DIRECTIONS: Write out all of the lines below, exactly and completely.

■ ■ ■ ■ ■ ■ ■

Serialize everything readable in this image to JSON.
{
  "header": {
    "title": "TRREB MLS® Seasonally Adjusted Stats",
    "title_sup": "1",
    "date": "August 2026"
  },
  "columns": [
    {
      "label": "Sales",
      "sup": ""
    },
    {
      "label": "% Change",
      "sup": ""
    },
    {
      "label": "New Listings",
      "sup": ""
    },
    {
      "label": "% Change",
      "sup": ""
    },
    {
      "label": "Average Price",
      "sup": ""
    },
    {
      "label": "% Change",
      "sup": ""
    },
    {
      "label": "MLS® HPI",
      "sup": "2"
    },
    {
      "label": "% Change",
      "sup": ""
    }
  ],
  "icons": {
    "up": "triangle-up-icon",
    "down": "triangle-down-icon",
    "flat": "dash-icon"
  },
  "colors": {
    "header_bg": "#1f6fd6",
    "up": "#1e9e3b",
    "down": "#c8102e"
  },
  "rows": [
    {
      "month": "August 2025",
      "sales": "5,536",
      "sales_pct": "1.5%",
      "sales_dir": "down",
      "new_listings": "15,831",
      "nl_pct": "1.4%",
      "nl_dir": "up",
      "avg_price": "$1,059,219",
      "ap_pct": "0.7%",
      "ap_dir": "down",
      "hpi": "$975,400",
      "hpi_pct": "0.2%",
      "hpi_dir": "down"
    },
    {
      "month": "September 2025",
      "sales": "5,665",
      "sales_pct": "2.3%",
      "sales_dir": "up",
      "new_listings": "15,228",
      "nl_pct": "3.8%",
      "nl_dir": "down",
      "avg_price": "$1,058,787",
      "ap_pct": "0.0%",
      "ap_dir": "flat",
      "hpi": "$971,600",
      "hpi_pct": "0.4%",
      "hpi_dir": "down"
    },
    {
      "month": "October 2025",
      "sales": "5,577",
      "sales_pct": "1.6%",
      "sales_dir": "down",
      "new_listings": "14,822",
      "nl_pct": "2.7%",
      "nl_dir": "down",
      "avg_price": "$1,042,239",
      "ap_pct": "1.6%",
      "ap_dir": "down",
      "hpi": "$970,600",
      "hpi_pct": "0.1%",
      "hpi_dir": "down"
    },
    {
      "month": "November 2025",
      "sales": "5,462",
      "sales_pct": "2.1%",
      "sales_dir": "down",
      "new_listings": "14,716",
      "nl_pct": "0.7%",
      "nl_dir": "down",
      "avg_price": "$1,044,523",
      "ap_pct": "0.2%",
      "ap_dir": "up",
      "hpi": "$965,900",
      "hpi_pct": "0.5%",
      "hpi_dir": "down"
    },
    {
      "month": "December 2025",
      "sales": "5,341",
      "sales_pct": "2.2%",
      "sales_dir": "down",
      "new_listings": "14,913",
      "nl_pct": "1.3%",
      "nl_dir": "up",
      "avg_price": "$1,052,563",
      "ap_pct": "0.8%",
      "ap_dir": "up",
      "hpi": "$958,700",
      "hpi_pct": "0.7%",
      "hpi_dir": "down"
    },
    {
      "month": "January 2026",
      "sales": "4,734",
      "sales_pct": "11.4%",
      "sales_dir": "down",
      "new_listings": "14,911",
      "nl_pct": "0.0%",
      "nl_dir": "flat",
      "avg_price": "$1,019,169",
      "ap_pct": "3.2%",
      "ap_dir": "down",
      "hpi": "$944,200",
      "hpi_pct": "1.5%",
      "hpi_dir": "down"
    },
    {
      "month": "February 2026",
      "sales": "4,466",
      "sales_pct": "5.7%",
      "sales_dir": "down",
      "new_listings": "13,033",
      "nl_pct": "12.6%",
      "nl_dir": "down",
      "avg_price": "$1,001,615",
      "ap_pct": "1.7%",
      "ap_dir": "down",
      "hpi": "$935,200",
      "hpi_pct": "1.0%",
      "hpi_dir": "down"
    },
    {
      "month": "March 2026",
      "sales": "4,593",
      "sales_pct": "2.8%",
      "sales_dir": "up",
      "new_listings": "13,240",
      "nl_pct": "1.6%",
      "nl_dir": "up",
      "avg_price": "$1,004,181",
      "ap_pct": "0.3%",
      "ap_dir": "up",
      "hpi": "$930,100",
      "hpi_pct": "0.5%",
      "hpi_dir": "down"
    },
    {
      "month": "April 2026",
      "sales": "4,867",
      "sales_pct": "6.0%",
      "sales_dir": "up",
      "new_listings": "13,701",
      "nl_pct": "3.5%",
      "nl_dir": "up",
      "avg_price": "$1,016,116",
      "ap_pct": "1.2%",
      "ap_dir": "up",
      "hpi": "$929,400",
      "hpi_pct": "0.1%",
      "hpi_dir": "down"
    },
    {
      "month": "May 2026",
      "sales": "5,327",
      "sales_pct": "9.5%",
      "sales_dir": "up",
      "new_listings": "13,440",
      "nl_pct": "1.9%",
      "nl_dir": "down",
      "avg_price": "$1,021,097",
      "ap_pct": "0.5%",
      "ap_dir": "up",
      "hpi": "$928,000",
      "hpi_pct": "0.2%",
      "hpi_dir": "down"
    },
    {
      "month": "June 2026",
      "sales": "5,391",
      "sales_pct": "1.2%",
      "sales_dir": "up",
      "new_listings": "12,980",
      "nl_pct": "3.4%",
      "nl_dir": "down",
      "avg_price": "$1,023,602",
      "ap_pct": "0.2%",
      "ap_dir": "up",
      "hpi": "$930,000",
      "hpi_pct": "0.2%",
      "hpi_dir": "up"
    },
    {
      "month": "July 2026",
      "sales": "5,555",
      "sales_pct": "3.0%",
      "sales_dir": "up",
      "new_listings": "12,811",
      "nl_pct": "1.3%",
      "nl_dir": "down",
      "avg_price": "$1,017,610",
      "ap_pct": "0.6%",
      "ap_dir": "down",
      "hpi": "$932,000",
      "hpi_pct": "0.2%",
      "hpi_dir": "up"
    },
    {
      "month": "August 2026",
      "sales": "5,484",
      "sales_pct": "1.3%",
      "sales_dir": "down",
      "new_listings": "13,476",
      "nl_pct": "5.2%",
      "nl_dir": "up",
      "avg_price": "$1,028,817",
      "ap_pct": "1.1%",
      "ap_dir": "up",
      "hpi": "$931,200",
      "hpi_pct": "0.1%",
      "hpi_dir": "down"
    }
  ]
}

■ ■ ■ ■ ■ ■ ■

WRITTEN ANSWER:
Serialize everything readable in this image to JSON.
{
  "header": {
    "title": "TRREB MLS® Seasonally Adjusted Stats",
    "title_sup": "1",
    "date": "August 2026"
  },
  "columns": [
    {
      "label": "Sales",
      "sup": ""
    },
    {
      "label": "% Change",
      "sup": ""
    },
    {
      "label": "New Listings",
      "sup": ""
    },
    {
      "label": "% Change",
      "sup": ""
    },
    {
      "label": "Average Price",
      "sup": ""
    },
    {
      "label": "% Change",
      "sup": ""
    },
    {
      "label": "MLS® HPI",
      "sup": "2"
    },
    {
      "label": "% Change",
      "sup": ""
    }
  ],
  "icons": {
    "up": "triangle-up-icon",
    "down": "triangle-down-icon",
    "flat": "dash-icon"
  },
  "colors": {
    "header_bg": "#1f6fd6",
    "up": "#1e9e3b",
    "down": "#c8102e"
  },
  "rows": [
    {
      "month": "August 2025",
      "sales": "5,536",
      "sales_pct": "1.5%",
      "sales_dir": "down",
      "new_listings": "15,831",
      "nl_pct": "1.4%",
      "nl_dir": "up",
      "avg_price": "$1,059,219",
      "ap_pct": "0.7%",
      "ap_dir": "down",
      "hpi": "$975,400",
      "hpi_pct": "0.2%",
      "hpi_dir": "down"
    },
    {
      "month": "September 2025",
      "sales": "5,665",
      "sales_pct": "2.3%",
      "sales_dir": "up",
      "new_listings": "15,228",
      "nl_pct": "3.8%",
      "nl_dir": "down",
      "avg_price": "$1,058,787",
      "ap_pct": "0.0%",
      "ap_dir": "flat",
      "hpi": "$971,600",
      "hpi_pct": "0.4%",
      "hpi_dir": "down"
    },
    {
      "month": "October 2025",
      "sales": "5,577",
      "sales_pct": "1.6%",
      "sales_dir": "down",
      "new_listings": "14,822",
      "nl_pct": "2.7%",
      "nl_dir": "down",
      "avg_price": "$1,042,239",
      "ap_pct": "1.6%",
      "ap_dir": "down",
      "hpi": "$970,600",
      "hpi_pct": "0.1%",
      "hpi_dir": "down"
    },
    {
      "month": "November 2025",
      "sales": "5,462",
      "sales_pct": "2.1%",
      "sales_dir": "down",
      "new_listings": "14,716",
      "nl_pct": "0.7%",
      "nl_dir": "down",
      "avg_price": "$1,044,523",
      "ap_pct": "0.2%",
      "ap_dir": "up",
      "hpi": "$965,900",
      "hpi_pct": "0.5%",
      "hpi_dir": "down"
    },
    {
      "month": "December 2025",
      "sales": "5,341",
      "sales_pct": "2.2%",
      "sales_dir": "down",
      "new_listings": "14,913",
      "nl_pct": "1.3%",
      "nl_dir": "up",
      "avg_price": "$1,052,563",
      "ap_pct": "0.8%",
      "ap_dir": "up",
      "hpi": "$958,700",
      "hpi_pct": "0.7%",
      "hpi_dir": "down"
    },
    {
      "month": "January 2026",
      "sales": "4,734",
      "sales_pct": "11.4%",
      "sales_dir": "down",
      "new_listings": "14,911",
      "nl_pct": "0.0%",
      "nl_dir": "flat",
      "avg_price": "$1,019,169",
      "ap_pct": "3.2%",
      "ap_dir": "down",
      "hpi": "$944,200",
      "hpi_pct": "1.5%",
      "hpi_dir": "down"
    },
    {
      "month": "February 2026",
      "sales": "4,466",
      "sales_pct": "5.7%",
      "sales_dir": "down",
      "new_listings": "13,033",
      "nl_pct": "12.6%",
      "nl_dir": "down",
      "avg_price": "$1,001,615",
      "ap_pct": "1.7%",
      "ap_dir": "down",
      "hpi": "$935,200",
      "hpi_pct": "1.0%",
      "hpi_dir": "down"
    },
    {
      "month": "March 2026",
      "sales": "4,593",
      "sales_pct": "2.8%",
      "sales_dir": "up",
      "new_listings": "13,240",
      "nl_pct": "1.6%",
      "nl_dir": "up",
      "avg_price": "$1,004,181",
      "ap_pct": "0.3%",
      "ap_dir": "up",
      "hpi": "$930,100",
      "hpi_pct": "0.5%",
      "hpi_dir": "down"
    },
    {
      "month": "April 2026",
      "sales": "4,867",
      "sales_pct": "6.0%",
      "sales_dir": "up",
      "new_listings": "13,701",
      "nl_pct": "3.5%",
      "nl_dir": "up",
      "avg_price": "$1,016,116",
      "ap_pct": "1.2%",
      "ap_dir": "up",
      "hpi": "$929,400",
      "hpi_pct": "0.1%",
      "hpi_dir": "down"
    },
    {
      "month": "May 2026",
      "sales": "5,327",
      "sales_pct": "9.5%",
      "sales_dir": "up",
      "new_listings": "13,440",
      "nl_pct": "1.9%",
      "nl_dir": "down",
      "avg_price": "$1,021,097",
      "ap_pct": "0.5%",
      "ap_dir": "up",
      "hpi": "$928,000",
      "hpi_pct": "0.2%",
      "hpi_dir": "down"
    },
    {
      "month": "June 2026",
      "sales": "5,391",
      "sales_pct": "1.2%",
      "sales_dir": "up",
      "new_listings": "12,980",
      "nl_pct": "3.4%",
      "nl_dir": "down",
      "avg_price": "$1,023,602",
      "ap_pct": "0.2%",
      "ap_dir": "up",
      "hpi": "$930,000",
      "hpi_pct": "0.2%",
      "hpi_dir": "up"
    },
    {
      "month": "July 2026",
      "sales": "5,555",
      "sales_pct": "3.0%",
      "sales_dir": "up",
      "new_listings": "12,811",
      "nl_pct": "1.3%",
      "nl_dir": "down",
      "avg_price": "$1,017,610",
      "ap_pct": "0.6%",
      "ap_dir": "down",
      "hpi": "$932,000",
      "hpi_pct": "0.2%",
      "hpi_dir": "up"
    },
    {
      "month": "August 2026",
      "sales": "5,484",
      "sales_pct": "1.3%",
      "sales_dir": "down",
      "new_listings": "13,476",
      "nl_pct": "5.2%",
      "nl_dir": "up",
      "avg_price": "$1,028,817",
      "ap_pct": "1.1%",
      "ap_dir": "up",
      "hpi": "$931,200",
      "hpi_pct": "0.1%",
      "hpi_dir": "down"
    }
  ]
}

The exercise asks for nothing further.